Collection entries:
○ ○ ○ ○
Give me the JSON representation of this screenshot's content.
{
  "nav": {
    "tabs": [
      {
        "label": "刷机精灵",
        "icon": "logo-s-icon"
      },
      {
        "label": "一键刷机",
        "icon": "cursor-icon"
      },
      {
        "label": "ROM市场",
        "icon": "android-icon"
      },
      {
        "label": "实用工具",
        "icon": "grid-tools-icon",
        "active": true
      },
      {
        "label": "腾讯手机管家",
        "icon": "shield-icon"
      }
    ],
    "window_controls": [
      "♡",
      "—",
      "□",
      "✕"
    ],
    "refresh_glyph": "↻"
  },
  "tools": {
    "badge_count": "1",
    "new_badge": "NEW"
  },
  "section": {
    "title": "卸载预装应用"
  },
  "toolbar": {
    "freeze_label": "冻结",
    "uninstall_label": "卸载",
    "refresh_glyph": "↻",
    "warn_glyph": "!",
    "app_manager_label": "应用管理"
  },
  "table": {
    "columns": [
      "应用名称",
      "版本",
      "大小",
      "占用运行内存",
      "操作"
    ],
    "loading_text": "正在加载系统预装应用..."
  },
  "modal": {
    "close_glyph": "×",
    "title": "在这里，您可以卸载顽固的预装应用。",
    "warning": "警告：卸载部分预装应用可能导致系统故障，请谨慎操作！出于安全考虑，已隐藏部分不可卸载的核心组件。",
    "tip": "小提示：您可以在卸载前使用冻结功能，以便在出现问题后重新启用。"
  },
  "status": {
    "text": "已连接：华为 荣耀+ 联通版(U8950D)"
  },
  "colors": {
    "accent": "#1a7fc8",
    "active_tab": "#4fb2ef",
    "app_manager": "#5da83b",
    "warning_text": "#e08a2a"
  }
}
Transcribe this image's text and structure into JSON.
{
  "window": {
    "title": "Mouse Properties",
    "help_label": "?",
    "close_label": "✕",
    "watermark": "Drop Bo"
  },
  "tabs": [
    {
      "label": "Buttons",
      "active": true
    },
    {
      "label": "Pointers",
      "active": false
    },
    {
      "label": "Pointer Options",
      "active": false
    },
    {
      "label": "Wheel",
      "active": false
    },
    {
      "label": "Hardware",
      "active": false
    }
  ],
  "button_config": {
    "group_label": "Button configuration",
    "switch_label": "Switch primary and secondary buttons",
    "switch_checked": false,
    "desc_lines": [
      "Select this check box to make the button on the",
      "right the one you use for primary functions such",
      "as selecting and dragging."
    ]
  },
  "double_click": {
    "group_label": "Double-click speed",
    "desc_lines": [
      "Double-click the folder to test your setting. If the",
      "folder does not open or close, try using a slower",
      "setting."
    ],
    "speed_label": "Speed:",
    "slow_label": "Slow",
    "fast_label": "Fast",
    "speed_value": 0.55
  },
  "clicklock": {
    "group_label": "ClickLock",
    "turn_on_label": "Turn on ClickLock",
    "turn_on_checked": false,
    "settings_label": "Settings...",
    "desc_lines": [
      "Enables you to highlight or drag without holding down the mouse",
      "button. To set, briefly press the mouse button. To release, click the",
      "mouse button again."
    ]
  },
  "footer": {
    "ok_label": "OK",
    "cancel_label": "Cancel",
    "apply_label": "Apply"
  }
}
○ ○ ○ ○
[WORK REQUIRED]: Count how many lines hold the string "this" and give that number alone.

[RIGHT ANSWER]: 3